Records supplied:
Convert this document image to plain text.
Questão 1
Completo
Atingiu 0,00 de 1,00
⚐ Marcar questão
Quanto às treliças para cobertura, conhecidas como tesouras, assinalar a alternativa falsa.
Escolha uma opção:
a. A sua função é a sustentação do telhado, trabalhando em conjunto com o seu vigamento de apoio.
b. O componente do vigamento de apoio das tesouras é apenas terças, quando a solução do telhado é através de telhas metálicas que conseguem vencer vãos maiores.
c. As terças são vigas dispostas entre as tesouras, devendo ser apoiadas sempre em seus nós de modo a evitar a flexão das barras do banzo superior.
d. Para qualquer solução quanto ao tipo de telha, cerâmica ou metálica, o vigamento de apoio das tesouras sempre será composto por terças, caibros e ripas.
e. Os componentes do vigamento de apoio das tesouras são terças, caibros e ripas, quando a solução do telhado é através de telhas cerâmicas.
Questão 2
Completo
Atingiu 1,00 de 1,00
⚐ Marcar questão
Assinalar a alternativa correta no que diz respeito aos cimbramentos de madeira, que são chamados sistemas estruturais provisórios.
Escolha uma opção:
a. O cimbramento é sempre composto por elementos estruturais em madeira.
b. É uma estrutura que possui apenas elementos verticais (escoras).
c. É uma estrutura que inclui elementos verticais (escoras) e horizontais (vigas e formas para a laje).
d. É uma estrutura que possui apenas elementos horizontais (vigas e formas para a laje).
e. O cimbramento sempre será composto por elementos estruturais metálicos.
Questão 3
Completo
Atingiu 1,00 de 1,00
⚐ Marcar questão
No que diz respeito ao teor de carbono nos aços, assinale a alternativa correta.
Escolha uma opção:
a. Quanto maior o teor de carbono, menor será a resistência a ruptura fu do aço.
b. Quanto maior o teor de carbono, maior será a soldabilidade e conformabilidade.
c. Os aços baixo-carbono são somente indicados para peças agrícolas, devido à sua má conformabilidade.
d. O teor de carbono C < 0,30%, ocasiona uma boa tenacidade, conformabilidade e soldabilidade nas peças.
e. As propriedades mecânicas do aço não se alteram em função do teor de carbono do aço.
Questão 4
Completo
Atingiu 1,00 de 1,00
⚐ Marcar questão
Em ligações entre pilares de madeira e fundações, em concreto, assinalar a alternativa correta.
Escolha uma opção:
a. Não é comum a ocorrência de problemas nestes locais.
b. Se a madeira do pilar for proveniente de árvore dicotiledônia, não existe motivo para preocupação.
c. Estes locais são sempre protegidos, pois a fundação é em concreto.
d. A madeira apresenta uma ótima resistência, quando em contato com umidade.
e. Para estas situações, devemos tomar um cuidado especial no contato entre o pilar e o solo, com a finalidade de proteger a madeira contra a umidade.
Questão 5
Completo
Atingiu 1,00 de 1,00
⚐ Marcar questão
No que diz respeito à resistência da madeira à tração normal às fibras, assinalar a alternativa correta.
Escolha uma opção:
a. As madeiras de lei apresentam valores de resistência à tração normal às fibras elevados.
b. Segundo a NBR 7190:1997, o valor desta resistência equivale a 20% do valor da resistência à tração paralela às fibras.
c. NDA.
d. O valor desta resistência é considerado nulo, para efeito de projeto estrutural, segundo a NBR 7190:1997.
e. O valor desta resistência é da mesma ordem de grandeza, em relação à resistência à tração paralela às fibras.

What you should do: Exactly as shown, repeat every record.

Finished exercise:
Convert this document image to plain text.
Questão 1
Completo
Atingiu 0,00 de 1,00
⚐ Marcar questão
Quanto às treliças para cobertura, conhecidas como tesouras, assinalar a alternativa falsa.
Escolha uma opção:
a. A sua função é a sustentação do telhado, trabalhando em conjunto com o seu vigamento de apoio.
b. O componente do vigamento de apoio das tesouras é apenas terças, quando a solução do telhado é através de telhas metálicas que conseguem vencer vãos maiores.
c. As terças são vigas dispostas entre as tesouras, devendo ser apoiadas sempre em seus nós de modo a evitar a flexão das barras do banzo superior.
d. Para qualquer solução quanto ao tipo de telha, cerâmica ou metálica, o vigamento de apoio das tesouras sempre será composto por terças, caibros e ripas.
e. Os componentes do vigamento de apoio das tesouras são terças, caibros e ripas, quando a solução do telhado é através de telhas cerâmicas.
Questão 2
Completo
Atingiu 1,00 de 1,00
⚐ Marcar questão
Assinalar a alternativa correta no que diz respeito aos cimbramentos de madeira, que são chamados sistemas estruturais provisórios.
Escolha uma opção:
a. O cimbramento é sempre composto por elementos estruturais em madeira.
b. É uma estrutura que possui apenas elementos verticais (escoras).
c. É uma estrutura que inclui elementos verticais (escoras) e horizontais (vigas e formas para a laje).
d. É uma estrutura que possui apenas elementos horizontais (vigas e formas para a laje).
e. O cimbramento sempre será composto por elementos estruturais metálicos.
Questão 3
Completo
Atingiu 1,00 de 1,00
⚐ Marcar questão
No que diz respeito ao teor de carbono nos aços, assinale a alternativa correta.
Escolha uma opção:
a. Quanto maior o teor de carbono, menor será a resistência a ruptura fu do aço.
b. Quanto maior o teor de carbono, maior será a soldabilidade e conformabilidade.
c. Os aços baixo-carbono são somente indicados para peças agrícolas, devido à sua má conformabilidade.
d. O teor de carbono C < 0,30%, ocasiona uma boa tenacidade, conformabilidade e soldabilidade nas peças.
e. As propriedades mecânicas do aço não se alteram em função do teor de carbono do aço.
Questão 4
Completo
Atingiu 1,00 de 1,00
⚐ Marcar questão
Em ligações entre pilares de madeira e fundações, em concreto, assinalar a alternativa correta.
Escolha uma opção:
a. Não é comum a ocorrência de problemas nestes locais.
b. Se a madeira do pilar for proveniente de árvore dicotiledônia, não existe motivo para preocupação.
c. Estes locais são sempre protegidos, pois a fundação é em concreto.
d. A madeira apresenta uma ótima resistência, quando em contato com umidade.
e. Para estas situações, devemos tomar um cuidado especial no contato entre o pilar e o solo, com a finalidade de proteger a madeira contra a umidade.
Questão 5
Completo
Atingiu 1,00 de 1,00
⚐ Marcar questão
No que diz respeito à resistência da madeira à tração normal às fibras, assinalar a alternativa correta.
Escolha uma opção:
a. As madeiras de lei apresentam valores de resistência à tração normal às fibras elevados.
b. Segundo a NBR 7190:1997, o valor desta resistência equivale a 20% do valor da resistência à tração paralela às fibras.
c. NDA.
d. O valor desta resistência é considerado nulo, para efeito de projeto estrutural, segundo a NBR 7190:1997.
e. O valor desta resistência é da mesma ordem de grandeza, em relação à resistência à tração paralela às fibras.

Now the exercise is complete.